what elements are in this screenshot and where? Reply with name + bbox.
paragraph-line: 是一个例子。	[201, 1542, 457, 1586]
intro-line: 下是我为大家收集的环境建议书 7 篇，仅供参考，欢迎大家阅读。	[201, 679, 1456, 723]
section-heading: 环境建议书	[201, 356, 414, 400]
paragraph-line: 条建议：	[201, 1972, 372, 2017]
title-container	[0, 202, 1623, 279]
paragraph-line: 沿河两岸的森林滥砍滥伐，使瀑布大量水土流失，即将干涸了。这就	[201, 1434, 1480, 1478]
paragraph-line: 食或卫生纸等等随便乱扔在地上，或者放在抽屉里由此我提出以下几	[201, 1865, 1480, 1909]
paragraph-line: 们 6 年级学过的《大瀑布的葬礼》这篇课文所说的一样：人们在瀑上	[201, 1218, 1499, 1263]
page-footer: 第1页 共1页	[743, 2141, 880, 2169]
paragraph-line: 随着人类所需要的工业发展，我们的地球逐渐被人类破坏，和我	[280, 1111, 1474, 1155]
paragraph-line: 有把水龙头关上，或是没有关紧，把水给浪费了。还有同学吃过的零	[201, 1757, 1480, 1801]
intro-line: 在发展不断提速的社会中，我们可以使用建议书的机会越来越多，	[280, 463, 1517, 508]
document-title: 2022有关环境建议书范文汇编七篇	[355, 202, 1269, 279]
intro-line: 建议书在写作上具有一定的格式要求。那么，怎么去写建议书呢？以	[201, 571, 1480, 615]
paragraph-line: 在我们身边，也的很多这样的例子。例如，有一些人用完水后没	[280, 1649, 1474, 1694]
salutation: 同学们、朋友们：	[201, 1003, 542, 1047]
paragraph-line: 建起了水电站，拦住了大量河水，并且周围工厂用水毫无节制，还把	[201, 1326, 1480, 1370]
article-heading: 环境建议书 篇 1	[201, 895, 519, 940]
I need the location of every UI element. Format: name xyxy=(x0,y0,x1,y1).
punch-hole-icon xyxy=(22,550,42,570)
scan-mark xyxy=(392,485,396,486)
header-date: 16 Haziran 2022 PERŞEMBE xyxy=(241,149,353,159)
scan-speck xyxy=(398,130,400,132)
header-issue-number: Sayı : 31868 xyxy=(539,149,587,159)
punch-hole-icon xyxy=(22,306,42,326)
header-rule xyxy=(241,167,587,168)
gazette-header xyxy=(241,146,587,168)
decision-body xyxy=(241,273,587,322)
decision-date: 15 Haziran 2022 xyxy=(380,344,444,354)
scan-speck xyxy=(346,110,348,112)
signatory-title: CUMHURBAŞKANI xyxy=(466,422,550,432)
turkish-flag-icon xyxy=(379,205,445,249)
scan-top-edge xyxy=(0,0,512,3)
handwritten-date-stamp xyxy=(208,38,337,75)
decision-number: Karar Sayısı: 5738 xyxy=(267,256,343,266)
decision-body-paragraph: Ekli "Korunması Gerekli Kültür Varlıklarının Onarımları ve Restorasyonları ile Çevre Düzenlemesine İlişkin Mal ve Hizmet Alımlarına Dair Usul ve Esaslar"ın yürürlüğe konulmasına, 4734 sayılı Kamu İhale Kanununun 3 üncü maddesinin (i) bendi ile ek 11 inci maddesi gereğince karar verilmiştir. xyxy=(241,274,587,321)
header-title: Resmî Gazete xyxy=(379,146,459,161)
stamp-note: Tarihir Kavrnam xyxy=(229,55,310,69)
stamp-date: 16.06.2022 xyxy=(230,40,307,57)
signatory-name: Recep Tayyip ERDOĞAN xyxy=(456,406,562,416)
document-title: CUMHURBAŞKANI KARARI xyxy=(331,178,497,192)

══════════════════════════════

◆ **TASK REQUIREMENTS**
Which lines of the data above contain the string "paragraph"? Copy each of them in full.

◆ **ANSWER TO THIS TASK**
paragraph-line: 是一个例子。	[201, 1542, 457, 1586]
paragraph-line: 条建议：	[201, 1972, 372, 2017]
paragraph-line: 沿河两岸的森林滥砍滥伐，使瀑布大量水土流失，即将干涸了。这就	[201, 1434, 1480, 1478]
paragraph-line: 食或卫生纸等等随便乱扔在地上，或者放在抽屉里由此我提出以下几	[201, 1865, 1480, 1909]
paragraph-line: 们 6 年级学过的《大瀑布的葬礼》这篇课文所说的一样：人们在瀑上	[201, 1218, 1499, 1263]
paragraph-line: 随着人类所需要的工业发展，我们的地球逐渐被人类破坏，和我	[280, 1111, 1474, 1155]
paragraph-line: 有把水龙头关上，或是没有关紧，把水给浪费了。还有同学吃过的零	[201, 1757, 1480, 1801]
paragraph-line: 在我们身边，也的很多这样的例子。例如，有一些人用完水后没	[280, 1649, 1474, 1694]
paragraph-line: 建起了水电站，拦住了大量河水，并且周围工厂用水毫无节制，还把	[201, 1326, 1480, 1370]
decision-body-paragraph: Ekli "Korunması Gerekli Kültür Varlıklarının Onarımları ve Restorasyonları ile Çevre Düzenlemesine İlişkin Mal ve Hizmet Alımlarına Dair Usul ve Esaslar"ın yürürlüğe konulmasına, 4734 sayılı Kamu İhale Kanununun 3 üncü maddesinin (i) bendi ile ek 11 inci maddesi gereğince karar verilmiştir. xyxy=(241,274,587,321)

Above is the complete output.